== What to do ==
Your task is to give the number of lines in the listing that include "situace", and nothing else.

== Material ==
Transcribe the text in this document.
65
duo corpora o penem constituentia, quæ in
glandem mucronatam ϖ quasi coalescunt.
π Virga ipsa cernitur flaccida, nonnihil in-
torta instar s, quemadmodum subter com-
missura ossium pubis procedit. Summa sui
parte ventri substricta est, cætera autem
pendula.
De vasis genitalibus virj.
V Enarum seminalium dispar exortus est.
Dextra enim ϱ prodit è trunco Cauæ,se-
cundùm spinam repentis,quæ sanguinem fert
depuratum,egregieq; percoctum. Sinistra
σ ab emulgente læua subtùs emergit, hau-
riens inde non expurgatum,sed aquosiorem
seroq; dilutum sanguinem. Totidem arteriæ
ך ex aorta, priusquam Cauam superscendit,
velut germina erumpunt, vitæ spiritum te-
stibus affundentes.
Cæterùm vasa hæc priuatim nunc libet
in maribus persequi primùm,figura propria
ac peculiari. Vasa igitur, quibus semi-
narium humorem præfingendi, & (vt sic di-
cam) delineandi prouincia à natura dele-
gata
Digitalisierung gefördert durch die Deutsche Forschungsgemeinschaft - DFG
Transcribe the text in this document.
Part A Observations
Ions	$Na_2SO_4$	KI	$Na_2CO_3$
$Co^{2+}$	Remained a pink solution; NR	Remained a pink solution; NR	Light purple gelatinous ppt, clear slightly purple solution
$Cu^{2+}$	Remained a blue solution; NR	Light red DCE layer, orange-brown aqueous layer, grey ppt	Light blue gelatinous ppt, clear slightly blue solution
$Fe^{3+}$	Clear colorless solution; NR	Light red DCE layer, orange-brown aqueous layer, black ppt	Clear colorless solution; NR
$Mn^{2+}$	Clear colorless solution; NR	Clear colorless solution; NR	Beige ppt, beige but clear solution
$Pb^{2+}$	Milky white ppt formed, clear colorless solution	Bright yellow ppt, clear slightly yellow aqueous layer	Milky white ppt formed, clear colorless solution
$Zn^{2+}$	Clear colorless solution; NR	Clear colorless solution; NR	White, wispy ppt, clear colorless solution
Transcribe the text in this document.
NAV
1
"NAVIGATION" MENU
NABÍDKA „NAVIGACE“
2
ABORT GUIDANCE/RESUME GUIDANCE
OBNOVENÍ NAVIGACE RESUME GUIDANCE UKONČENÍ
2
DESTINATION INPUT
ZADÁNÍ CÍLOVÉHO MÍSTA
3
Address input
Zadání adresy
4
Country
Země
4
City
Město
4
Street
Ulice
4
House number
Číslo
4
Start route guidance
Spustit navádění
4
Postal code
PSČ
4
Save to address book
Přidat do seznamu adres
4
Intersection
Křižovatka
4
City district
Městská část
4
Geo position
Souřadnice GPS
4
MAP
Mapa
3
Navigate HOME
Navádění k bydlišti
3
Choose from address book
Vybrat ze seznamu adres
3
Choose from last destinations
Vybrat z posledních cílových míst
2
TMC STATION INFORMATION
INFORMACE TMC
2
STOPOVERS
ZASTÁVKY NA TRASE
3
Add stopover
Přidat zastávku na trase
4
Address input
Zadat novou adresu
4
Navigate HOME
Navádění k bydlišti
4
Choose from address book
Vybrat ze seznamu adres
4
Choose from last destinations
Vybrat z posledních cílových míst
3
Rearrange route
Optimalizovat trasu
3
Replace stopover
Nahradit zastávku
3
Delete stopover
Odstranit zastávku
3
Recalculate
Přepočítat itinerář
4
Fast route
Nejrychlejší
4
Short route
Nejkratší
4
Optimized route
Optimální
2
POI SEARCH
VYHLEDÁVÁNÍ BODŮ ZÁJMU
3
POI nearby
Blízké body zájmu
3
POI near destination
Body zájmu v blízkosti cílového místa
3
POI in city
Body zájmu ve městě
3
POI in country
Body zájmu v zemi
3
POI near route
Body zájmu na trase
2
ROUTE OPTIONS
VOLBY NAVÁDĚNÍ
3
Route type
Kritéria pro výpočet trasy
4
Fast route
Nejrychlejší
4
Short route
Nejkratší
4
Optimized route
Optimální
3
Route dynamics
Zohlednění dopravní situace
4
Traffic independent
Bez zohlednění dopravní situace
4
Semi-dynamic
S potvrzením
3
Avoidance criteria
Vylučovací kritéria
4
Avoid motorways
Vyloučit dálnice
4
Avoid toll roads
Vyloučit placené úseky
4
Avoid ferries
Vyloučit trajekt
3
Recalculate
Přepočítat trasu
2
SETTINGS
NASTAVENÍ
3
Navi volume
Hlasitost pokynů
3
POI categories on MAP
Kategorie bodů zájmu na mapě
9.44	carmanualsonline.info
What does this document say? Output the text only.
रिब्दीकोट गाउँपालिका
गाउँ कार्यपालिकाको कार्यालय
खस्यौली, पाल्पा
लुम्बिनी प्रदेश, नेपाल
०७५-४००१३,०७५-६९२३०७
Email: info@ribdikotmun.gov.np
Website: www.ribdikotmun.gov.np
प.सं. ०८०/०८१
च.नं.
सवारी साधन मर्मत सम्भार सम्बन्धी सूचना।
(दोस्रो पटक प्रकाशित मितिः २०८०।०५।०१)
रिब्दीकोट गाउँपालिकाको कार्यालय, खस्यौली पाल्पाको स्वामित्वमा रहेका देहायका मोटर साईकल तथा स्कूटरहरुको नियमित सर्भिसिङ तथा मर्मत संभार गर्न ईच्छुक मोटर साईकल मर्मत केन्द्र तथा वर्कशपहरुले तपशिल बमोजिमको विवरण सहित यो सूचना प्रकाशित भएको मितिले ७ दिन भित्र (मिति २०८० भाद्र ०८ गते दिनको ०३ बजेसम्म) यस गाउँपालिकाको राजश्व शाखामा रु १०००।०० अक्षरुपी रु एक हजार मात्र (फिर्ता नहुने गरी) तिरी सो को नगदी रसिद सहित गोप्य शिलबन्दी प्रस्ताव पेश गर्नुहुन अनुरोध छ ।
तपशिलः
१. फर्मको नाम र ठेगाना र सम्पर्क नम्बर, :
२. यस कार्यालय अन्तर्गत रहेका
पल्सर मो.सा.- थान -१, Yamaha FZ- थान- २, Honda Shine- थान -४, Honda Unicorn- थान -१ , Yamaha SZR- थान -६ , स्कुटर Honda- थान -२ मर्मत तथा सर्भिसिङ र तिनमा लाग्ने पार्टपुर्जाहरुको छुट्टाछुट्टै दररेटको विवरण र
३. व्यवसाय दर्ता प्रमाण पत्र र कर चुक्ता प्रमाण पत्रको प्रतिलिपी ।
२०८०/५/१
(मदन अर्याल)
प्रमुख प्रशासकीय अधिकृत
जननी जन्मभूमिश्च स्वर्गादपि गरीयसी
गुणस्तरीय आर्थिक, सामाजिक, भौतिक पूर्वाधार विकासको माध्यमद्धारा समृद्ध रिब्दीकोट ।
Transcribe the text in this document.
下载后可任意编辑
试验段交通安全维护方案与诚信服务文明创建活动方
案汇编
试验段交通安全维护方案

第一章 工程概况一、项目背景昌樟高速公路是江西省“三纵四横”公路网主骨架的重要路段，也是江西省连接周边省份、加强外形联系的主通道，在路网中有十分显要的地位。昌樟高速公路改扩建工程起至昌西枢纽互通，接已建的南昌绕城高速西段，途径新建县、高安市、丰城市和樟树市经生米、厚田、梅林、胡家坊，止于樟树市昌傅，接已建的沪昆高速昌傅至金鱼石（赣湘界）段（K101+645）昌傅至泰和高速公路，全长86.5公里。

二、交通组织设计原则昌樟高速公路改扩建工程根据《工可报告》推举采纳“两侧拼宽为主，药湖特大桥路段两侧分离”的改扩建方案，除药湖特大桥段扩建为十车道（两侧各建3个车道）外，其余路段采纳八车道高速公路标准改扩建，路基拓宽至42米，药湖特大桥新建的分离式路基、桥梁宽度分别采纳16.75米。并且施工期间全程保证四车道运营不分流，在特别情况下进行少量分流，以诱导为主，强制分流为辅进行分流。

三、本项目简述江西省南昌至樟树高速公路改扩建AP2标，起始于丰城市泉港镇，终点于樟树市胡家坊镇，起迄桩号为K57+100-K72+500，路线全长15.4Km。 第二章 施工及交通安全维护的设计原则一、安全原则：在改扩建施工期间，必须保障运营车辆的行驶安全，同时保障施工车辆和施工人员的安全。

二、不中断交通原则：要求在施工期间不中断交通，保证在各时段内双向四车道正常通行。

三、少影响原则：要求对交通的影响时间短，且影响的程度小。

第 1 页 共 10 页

== Written response ==
2